_DIRECTIONS FOR THIS TASK:_ Count the lines below that contain "days". Give only the number.

_EXERCISE INPUTS:_

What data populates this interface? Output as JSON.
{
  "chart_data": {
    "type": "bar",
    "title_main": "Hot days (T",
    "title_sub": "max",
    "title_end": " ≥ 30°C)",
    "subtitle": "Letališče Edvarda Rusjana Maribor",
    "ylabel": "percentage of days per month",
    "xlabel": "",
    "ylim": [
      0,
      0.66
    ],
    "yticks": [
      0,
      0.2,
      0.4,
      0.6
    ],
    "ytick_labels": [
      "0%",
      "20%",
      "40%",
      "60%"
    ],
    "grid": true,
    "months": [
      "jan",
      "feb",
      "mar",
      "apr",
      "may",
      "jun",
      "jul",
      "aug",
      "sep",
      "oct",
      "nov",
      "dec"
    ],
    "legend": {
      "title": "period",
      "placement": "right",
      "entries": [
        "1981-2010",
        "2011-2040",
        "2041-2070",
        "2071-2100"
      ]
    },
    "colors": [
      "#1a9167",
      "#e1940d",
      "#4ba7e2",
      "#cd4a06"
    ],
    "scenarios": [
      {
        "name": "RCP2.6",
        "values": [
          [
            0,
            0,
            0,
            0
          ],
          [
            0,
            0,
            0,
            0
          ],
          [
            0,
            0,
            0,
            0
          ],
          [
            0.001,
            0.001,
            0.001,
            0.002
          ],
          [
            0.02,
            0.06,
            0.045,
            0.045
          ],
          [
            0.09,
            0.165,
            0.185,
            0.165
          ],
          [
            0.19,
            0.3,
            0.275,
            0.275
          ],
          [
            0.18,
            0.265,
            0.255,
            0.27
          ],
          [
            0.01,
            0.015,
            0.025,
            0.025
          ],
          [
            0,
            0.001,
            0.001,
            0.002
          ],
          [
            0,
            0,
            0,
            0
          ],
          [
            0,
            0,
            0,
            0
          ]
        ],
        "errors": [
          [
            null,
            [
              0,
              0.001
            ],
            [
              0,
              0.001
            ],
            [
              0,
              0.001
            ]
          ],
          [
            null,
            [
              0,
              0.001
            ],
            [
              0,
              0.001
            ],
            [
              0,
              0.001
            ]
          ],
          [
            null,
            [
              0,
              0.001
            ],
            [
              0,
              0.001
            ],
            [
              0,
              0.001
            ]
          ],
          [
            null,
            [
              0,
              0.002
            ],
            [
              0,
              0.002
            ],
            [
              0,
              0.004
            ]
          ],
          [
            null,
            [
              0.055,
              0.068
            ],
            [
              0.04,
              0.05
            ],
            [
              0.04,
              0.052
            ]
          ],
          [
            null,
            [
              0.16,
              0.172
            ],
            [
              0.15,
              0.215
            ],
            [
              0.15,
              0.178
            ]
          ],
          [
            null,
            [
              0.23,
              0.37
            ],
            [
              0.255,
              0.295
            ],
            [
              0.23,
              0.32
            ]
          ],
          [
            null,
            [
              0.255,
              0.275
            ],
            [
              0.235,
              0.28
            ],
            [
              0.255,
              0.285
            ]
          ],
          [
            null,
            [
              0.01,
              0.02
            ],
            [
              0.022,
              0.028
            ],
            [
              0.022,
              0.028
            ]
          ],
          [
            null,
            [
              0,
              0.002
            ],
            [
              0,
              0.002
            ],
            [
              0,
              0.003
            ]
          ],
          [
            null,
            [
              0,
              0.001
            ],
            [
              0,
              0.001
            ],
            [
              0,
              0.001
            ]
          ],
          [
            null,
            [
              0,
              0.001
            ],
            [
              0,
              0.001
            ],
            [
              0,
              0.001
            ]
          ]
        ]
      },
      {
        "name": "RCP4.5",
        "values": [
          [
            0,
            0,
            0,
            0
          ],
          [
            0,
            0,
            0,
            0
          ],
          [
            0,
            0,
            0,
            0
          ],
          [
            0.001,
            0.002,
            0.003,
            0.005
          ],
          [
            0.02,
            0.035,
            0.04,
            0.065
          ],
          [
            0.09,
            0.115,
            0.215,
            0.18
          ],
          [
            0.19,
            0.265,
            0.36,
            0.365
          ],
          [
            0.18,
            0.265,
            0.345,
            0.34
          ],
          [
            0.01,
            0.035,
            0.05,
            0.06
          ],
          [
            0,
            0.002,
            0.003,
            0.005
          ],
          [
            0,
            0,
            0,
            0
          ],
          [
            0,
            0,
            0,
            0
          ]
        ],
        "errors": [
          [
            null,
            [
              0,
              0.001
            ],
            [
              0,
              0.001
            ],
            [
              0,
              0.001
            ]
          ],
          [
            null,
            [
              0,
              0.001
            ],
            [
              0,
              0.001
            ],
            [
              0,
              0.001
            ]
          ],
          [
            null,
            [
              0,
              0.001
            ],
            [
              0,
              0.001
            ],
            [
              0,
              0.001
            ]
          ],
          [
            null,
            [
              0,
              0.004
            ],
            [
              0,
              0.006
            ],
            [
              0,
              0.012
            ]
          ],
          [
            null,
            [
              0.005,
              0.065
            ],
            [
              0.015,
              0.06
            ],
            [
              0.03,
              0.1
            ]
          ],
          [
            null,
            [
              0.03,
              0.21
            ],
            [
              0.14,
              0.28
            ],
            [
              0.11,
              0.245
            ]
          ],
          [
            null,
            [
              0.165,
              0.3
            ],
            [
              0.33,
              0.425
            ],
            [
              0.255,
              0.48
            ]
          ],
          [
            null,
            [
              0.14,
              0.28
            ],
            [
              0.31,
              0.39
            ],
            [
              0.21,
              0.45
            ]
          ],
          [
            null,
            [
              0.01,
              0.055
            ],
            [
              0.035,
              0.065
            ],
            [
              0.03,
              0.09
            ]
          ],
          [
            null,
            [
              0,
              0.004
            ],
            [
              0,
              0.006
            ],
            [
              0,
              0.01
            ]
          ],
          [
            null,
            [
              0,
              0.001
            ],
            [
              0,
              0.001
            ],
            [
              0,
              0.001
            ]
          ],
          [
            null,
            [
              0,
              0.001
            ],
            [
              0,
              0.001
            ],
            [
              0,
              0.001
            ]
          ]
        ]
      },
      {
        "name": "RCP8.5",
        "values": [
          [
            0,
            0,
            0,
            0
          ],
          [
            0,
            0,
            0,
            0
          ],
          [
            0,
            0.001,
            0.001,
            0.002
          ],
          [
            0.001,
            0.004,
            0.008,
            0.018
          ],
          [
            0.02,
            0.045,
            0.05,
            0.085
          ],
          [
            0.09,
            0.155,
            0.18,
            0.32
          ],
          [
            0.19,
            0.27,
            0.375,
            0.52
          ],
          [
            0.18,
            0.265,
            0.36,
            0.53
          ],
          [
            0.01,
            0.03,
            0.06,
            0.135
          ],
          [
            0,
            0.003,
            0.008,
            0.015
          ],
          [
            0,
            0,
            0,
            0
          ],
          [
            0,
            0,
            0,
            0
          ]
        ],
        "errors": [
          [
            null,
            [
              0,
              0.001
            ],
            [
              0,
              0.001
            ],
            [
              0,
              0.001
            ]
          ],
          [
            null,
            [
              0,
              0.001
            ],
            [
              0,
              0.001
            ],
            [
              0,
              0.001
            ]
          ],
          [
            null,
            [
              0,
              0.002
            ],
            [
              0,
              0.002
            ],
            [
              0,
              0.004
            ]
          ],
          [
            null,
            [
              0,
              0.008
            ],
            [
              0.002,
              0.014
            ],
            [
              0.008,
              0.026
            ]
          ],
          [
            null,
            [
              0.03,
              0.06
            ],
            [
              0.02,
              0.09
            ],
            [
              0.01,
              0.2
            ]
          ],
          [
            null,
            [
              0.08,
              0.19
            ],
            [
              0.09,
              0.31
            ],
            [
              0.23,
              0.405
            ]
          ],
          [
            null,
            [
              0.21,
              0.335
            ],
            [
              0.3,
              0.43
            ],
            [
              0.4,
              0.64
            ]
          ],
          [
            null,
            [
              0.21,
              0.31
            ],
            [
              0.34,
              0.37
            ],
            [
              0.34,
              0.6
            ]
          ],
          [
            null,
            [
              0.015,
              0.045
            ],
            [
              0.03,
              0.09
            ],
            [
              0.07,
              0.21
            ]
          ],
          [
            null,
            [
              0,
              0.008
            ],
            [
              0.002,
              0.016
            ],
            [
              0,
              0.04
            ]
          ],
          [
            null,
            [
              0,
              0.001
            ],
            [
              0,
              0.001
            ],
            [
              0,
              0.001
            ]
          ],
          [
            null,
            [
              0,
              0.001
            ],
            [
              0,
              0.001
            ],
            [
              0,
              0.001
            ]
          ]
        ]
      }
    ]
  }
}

_REPLY:_ 2